## Quoted text

Royal Mail privatisation could cost rural Tories their seats, says thinktank

The Bow Group, Britain's oldest conservative thinktank, says privatisation is so unpopular with voters as to risk damaging Tory vote in 2015

Rural Conservative MPs are worried that the Tory-led privatisation of Royal Mail is so unpopular with voters that it may cost them their seats at the next general election.

The Bow Group, a leading rightwing thinktank, claims dozens of Tory MPs have raised concerns with the party leadership that the £3bn privatisation of the 497-year-old postal service is "so unpopular it could risk their vote at the election".

Ben Harris-Quinney, chairman of the Bow Group, the oldest conservative thinktank in Britain, said: "Conservative MPs representing rural constituencies that don't have a particularly big majority are concerned. They are raising these concerns with us and the leadership."

High-profile Tory backbencher Nadine Dorries said she was totally opposed to the flotation.

"HS2 [the high speed rail link to the north] should have been scrapped and the money invested in Royal Mail – RM has turned around of late and is in profit. It needed more time, it's a great British institution – [with] postal workers amongst the best in the land. We will regret this and Labour's hypocrisy is staggering," she said.

Dorries said that any Tory MP in a marginal seat with a large number of postal workers in their constituency was likely to privately oppose the sale.

Tories who have publicly raised concerns include Brian Binley, the MP for Northampton South who sits on the business select committee, Daniel Kawczynski, the MP for Shrewsbury and Atcham who defied the Tory whip to vote against privatisation in 2009, and Sheryll Murray, the MP for South East Cornwall who is concerned about the effect the sell-off might have on rural services.

Harris-Quinney said rural Tory MPs were facing a difficult dilemma about whether or not to toe the party line as it was "pretty clear this privatisation is a very unpopular policy with their constituents".

He warned that the main groups of voters opposed to the privatisation – those living in rural areas and the over-40s – were "also those that have a strong tendency to vote Conservative".

He said: "If the Conservative party and the government do not [raise public awareness of the arguments for the sale] then I think there is a real risk it will damage the Conservative vote in the 2015 election."

He warned that privatisation could help Ukip take Tory votes. "People see Royal Mail as a part of the patriotic fabric of our country," he said.

"[The sale] shows the party is being operated by [the Tory leadership] in a bubble away from the Tory base and the voters.

## Material supplied
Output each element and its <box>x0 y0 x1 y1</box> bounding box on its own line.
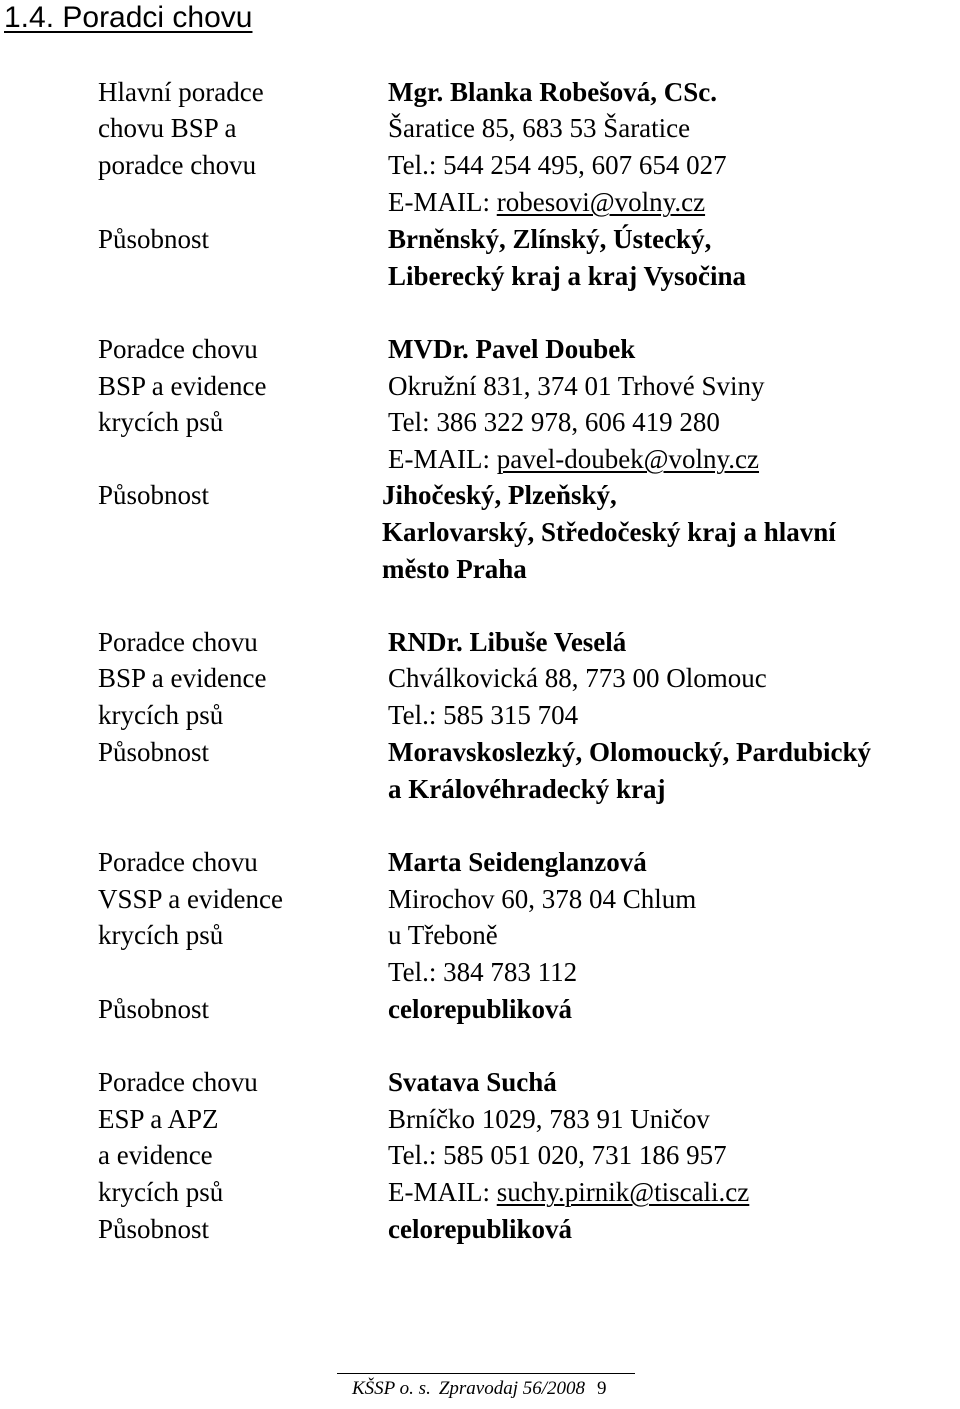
scope-label: Působnost <box>98 737 210 767</box>
advisor-address: Brníčko 1029, 783 91 Uničov <box>388 1104 710 1134</box>
advisor-role-line: a evidence <box>98 1140 213 1170</box>
advisor-role-line: krycích psů <box>98 407 224 437</box>
advisor-role-line: krycích psů <box>98 1177 224 1207</box>
advisor-role-line: Poradce chovu <box>98 1067 258 1097</box>
advisor-address: Chválkovická 88, 773 00 Olomouc <box>388 663 767 693</box>
footer-publication: Zpravodaj 56/2008 <box>438 1378 586 1399</box>
advisor-phone: Tel: 386 322 978, 606 419 280 <box>388 407 720 437</box>
advisor-role-line: Hlavní poradce <box>98 77 264 107</box>
advisor-role-line: chovu BSP a <box>98 113 237 143</box>
advisor-role-line: krycích psů <box>98 700 224 730</box>
advisor-role-line: poradce chovu <box>98 150 257 180</box>
scope-label: Působnost <box>98 480 210 510</box>
page-footer <box>352 1377 607 1401</box>
advisor-name: Mgr. Blanka Robešová, CSc. <box>388 77 718 107</box>
scope-label: Působnost <box>98 1214 210 1244</box>
email-link[interactable]: robesovi@volny.cz <box>496 187 706 217</box>
advisor-phone: Tel.: 585 315 704 <box>388 700 579 730</box>
advisor-phone: Tel.: 585 051 020, 731 186 957 <box>388 1140 727 1170</box>
advisor-role-line: Poradce chovu <box>98 847 258 877</box>
advisor-name: Svatava Suchá <box>388 1067 557 1097</box>
footer-org: KŠSP o. s. <box>352 1378 431 1399</box>
scope-line: Liberecký kraj a kraj Vysočina <box>388 261 747 291</box>
advisor-address: Šaratice 85, 683 53 Šaratice <box>388 113 691 143</box>
scope-label: Působnost <box>98 224 210 254</box>
scope-line: celorepubliková <box>388 1214 573 1244</box>
advisor-role-line: krycích psů <box>98 920 224 950</box>
advisor-role-line: BSP a evidence <box>98 663 267 693</box>
scope-line: Karlovarský, Středočeský kraj a hlavní <box>382 517 836 547</box>
scope-label: Působnost <box>98 994 210 1024</box>
advisor-name: MVDr. Pavel Doubek <box>388 334 636 364</box>
scope-line: Jihočeský, Plzeňský, <box>382 480 617 510</box>
scope-line: město Praha <box>382 554 527 584</box>
scope-line: Brněnský, Zlínský, Ústecký, <box>388 224 712 254</box>
email-link[interactable]: suchy.pirnik@tiscali.cz <box>496 1177 750 1207</box>
advisor-address: Okružní 831, 374 01 Trhové Sviny <box>388 371 765 401</box>
advisor-role-line: ESP a APZ <box>98 1104 219 1134</box>
advisor-role-line: Poradce chovu <box>98 627 258 657</box>
advisor-email-line <box>388 1174 749 1210</box>
email-prefix: E-MAIL: <box>388 187 497 217</box>
advisor-address: u Třeboně <box>388 920 498 950</box>
advisor-phone: Tel.: 384 783 112 <box>388 957 578 987</box>
advisor-role-line: BSP a evidence <box>98 371 267 401</box>
advisor-role-line: Poradce chovu <box>98 334 258 364</box>
footer-divider <box>337 1373 635 1374</box>
page-title: 1.4. Poradci chovu <box>4 1 253 34</box>
advisor-email-line <box>388 184 705 220</box>
advisor-name: RNDr. Libuše Veselá <box>388 627 627 657</box>
scope-line: a Královéhradecký kraj <box>388 774 666 804</box>
footer-page-number: 9 <box>597 1378 607 1399</box>
advisor-address: Mirochov 60, 378 04 Chlum <box>388 884 697 914</box>
advisor-role-line: VSSP a evidence <box>98 884 283 914</box>
advisor-phone: Tel.: 544 254 495, 607 654 027 <box>388 150 727 180</box>
scope-line: celorepubliková <box>388 994 573 1024</box>
scope-line: Moravskoslezký, Olomoucký, Pardubický <box>388 737 872 767</box>
email-prefix: E-MAIL: <box>388 1177 497 1207</box>
advisor-email-line <box>388 441 759 477</box>
email-prefix: E-MAIL: <box>388 444 497 474</box>
email-link[interactable]: pavel-doubek@volny.cz <box>496 444 760 474</box>
advisor-name: Marta Seidenglanzová <box>388 847 647 877</box>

## What you are asked to do
Answer these from the Royal Mail article:
(a) How old is the postal service described as being?
(b) Which MP defied the Tory whip to vote against privatisation in 2009?
(c) Which party does Harris-Quinney warn could take Tory votes because of the privatisation?
The entries have nothing to do with the Royal Mail article.

## Task output
(a) 497 years old.
(b) Daniel Kawczynski, the MP for Shrewsbury and Atcham.
(c) Ukip.